* [Your task]: Extract all lines in the data that contain the word "Singing".

+--

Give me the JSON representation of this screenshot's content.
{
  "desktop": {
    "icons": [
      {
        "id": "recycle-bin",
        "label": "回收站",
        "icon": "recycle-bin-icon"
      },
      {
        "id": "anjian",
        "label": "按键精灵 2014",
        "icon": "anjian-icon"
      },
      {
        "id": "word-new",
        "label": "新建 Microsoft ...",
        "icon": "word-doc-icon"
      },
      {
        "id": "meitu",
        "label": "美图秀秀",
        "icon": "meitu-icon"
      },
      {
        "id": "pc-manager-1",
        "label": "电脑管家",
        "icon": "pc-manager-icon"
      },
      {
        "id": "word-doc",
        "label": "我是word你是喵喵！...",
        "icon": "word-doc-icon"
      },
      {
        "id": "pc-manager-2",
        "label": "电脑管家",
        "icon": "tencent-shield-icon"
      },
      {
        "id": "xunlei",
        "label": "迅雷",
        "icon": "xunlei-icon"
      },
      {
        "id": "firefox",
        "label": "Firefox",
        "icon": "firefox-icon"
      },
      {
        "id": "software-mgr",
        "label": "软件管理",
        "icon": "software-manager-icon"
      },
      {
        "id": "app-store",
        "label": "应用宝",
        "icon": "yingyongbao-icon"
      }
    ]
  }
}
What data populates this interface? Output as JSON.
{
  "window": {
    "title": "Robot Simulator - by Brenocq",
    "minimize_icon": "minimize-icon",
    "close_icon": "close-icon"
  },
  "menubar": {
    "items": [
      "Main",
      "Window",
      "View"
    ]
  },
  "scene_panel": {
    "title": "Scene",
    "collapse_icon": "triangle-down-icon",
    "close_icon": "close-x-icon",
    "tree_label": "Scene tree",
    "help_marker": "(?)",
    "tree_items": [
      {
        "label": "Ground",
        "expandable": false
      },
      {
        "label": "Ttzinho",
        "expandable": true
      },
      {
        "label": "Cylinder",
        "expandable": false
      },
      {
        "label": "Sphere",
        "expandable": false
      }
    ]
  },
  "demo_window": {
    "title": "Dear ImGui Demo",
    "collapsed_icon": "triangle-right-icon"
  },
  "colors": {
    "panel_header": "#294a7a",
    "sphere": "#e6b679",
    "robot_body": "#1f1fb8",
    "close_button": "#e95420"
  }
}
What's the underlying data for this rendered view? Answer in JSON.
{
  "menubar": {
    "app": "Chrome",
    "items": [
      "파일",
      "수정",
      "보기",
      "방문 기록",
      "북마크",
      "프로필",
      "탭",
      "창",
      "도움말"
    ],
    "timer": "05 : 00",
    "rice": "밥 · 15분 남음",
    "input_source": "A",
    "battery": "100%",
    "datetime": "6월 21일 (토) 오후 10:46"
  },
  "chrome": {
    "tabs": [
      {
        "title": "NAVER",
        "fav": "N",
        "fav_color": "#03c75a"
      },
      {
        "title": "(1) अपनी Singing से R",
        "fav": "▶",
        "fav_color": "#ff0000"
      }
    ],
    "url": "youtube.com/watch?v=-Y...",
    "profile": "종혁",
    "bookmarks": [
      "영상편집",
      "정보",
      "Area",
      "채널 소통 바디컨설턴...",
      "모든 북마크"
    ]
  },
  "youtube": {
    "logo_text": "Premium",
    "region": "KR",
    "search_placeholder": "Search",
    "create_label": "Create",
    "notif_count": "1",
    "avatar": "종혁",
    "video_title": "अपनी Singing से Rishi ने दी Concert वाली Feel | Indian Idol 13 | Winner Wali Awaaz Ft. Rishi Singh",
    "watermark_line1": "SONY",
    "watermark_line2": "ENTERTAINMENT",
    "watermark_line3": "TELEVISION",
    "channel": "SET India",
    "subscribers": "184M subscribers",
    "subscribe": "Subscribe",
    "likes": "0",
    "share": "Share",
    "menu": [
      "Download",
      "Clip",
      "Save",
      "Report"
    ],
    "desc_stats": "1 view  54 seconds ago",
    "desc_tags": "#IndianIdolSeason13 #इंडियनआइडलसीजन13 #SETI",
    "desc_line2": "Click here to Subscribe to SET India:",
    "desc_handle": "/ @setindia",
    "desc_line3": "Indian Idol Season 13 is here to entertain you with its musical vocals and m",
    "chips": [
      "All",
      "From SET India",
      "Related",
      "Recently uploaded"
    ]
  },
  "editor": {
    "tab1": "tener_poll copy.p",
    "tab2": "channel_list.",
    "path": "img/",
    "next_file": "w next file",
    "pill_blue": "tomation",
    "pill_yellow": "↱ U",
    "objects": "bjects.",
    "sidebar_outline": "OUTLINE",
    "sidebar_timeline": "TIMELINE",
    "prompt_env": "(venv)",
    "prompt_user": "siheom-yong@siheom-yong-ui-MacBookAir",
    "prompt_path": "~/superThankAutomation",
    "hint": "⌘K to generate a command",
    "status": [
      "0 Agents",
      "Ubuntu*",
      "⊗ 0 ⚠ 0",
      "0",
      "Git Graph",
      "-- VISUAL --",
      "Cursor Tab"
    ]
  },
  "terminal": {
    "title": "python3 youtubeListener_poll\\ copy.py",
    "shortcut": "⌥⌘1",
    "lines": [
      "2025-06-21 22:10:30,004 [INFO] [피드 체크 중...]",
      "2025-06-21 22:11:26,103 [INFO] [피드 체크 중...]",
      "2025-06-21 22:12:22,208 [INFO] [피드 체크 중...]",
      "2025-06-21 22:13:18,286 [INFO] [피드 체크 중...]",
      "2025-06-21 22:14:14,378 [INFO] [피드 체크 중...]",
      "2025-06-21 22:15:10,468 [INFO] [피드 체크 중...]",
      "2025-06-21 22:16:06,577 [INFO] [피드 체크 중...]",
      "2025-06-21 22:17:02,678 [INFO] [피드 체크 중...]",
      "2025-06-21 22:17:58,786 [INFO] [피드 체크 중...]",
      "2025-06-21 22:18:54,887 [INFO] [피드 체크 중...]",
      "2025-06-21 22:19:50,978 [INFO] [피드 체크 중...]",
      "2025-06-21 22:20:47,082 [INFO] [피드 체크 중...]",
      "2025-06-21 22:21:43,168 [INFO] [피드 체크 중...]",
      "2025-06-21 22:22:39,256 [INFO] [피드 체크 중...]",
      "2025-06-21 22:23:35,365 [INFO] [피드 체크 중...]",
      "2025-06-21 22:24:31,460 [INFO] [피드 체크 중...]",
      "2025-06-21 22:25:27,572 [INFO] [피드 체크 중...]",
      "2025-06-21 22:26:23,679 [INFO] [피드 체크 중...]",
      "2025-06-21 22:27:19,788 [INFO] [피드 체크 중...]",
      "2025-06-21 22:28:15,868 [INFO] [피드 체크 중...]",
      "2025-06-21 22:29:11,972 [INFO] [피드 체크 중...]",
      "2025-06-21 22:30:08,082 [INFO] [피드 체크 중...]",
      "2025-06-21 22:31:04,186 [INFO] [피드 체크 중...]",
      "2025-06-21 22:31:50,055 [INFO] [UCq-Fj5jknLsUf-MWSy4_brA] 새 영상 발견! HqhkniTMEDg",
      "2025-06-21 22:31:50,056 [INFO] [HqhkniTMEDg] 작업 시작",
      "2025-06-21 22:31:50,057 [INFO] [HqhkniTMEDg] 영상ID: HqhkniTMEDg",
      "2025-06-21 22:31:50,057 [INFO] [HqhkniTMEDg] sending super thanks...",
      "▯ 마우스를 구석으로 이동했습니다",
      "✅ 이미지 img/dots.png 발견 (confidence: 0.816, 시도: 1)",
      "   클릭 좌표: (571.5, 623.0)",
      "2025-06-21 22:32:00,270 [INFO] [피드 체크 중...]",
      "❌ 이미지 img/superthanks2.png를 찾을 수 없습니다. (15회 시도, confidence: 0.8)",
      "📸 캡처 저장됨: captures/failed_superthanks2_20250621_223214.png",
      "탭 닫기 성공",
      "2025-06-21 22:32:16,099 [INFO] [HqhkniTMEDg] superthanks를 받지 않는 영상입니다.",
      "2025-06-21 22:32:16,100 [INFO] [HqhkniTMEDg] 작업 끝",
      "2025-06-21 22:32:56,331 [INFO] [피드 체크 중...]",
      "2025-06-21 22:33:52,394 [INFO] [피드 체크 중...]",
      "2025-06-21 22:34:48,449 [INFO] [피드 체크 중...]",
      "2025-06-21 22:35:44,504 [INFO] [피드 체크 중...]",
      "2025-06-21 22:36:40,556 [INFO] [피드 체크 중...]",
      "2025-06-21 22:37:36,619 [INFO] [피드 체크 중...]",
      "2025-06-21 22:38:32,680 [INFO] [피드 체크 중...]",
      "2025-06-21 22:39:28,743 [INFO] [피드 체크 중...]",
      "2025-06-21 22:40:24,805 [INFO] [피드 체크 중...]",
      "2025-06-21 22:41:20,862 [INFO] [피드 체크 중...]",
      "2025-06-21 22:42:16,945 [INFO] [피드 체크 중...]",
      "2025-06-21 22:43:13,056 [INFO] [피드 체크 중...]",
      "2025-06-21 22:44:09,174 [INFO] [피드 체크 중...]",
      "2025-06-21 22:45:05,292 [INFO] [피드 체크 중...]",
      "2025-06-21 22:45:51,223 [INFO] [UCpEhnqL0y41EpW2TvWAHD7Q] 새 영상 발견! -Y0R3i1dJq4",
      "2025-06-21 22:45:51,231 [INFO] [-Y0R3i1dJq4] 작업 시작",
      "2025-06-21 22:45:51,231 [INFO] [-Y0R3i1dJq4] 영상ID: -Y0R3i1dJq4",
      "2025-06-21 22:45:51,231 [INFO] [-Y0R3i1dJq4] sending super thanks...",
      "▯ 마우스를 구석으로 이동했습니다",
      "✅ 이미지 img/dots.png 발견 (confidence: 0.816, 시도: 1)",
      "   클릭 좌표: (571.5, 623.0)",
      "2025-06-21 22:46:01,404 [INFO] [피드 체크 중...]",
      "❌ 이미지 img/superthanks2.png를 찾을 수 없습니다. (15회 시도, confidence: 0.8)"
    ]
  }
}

+--

* [Task result]:
        "title": "(1) अपनी Singing से R",
    "video_title": "अपनी Singing से Rishi ने दी Concert वाली Feel | Indian Idol 13 | Winner Wali Awaaz Ft. Rishi Singh",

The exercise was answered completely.